EXERCISE INPUTS »
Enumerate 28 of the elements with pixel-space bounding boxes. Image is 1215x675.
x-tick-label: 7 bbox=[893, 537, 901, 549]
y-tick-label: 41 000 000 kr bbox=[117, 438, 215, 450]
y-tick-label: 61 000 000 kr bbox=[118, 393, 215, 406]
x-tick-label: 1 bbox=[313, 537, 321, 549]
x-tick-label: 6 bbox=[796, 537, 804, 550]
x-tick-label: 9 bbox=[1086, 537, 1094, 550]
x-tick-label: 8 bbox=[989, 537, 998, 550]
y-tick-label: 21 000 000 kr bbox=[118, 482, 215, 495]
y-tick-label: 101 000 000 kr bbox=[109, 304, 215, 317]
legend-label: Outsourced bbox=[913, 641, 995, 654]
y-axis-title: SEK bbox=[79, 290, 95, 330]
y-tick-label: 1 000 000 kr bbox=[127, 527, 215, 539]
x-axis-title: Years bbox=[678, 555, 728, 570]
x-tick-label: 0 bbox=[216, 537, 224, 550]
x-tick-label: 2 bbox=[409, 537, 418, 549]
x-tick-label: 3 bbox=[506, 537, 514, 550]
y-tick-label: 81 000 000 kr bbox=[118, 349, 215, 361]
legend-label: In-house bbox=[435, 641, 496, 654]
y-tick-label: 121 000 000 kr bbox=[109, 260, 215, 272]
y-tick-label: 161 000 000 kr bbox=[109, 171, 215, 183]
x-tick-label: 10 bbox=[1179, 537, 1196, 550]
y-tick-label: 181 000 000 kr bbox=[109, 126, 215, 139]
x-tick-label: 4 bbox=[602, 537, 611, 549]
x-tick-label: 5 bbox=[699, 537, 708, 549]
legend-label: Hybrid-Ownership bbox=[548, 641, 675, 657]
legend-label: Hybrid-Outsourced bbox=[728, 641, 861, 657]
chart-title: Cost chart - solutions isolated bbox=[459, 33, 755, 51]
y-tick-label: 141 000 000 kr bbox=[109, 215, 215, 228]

DIRECTIONS » Copy out every one of the entries above, line for line, with no changes.

WORKED ANSWER »
Enumerate 28 of the elements with pixel-space bounding boxes. Image is 1215x675.
x-tick-label: 7 bbox=[893, 537, 901, 549]
y-tick-label: 41 000 000 kr bbox=[117, 438, 215, 450]
y-tick-label: 61 000 000 kr bbox=[118, 393, 215, 406]
x-tick-label: 1 bbox=[313, 537, 321, 549]
x-tick-label: 6 bbox=[796, 537, 804, 550]
x-tick-label: 9 bbox=[1086, 537, 1094, 550]
x-tick-label: 8 bbox=[989, 537, 998, 550]
y-tick-label: 21 000 000 kr bbox=[118, 482, 215, 495]
y-tick-label: 101 000 000 kr bbox=[109, 304, 215, 317]
legend-label: Outsourced bbox=[913, 641, 995, 654]
y-axis-title: SEK bbox=[79, 290, 95, 330]
y-tick-label: 1 000 000 kr bbox=[127, 527, 215, 539]
x-axis-title: Years bbox=[678, 555, 728, 570]
x-tick-label: 0 bbox=[216, 537, 224, 550]
x-tick-label: 2 bbox=[409, 537, 418, 549]
x-tick-label: 3 bbox=[506, 537, 514, 550]
y-tick-label: 81 000 000 kr bbox=[118, 349, 215, 361]
legend-label: In-house bbox=[435, 641, 496, 654]
y-tick-label: 121 000 000 kr bbox=[109, 260, 215, 272]
y-tick-label: 161 000 000 kr bbox=[109, 171, 215, 183]
x-tick-label: 10 bbox=[1179, 537, 1196, 550]
y-tick-label: 181 000 000 kr bbox=[109, 126, 215, 139]
x-tick-label: 4 bbox=[602, 537, 611, 549]
x-tick-label: 5 bbox=[699, 537, 708, 549]
legend-label: Hybrid-Ownership bbox=[548, 641, 675, 657]
legend-label: Hybrid-Outsourced bbox=[728, 641, 861, 657]
chart-title: Cost chart - solutions isolated bbox=[459, 33, 755, 51]
y-tick-label: 141 000 000 kr bbox=[109, 215, 215, 228]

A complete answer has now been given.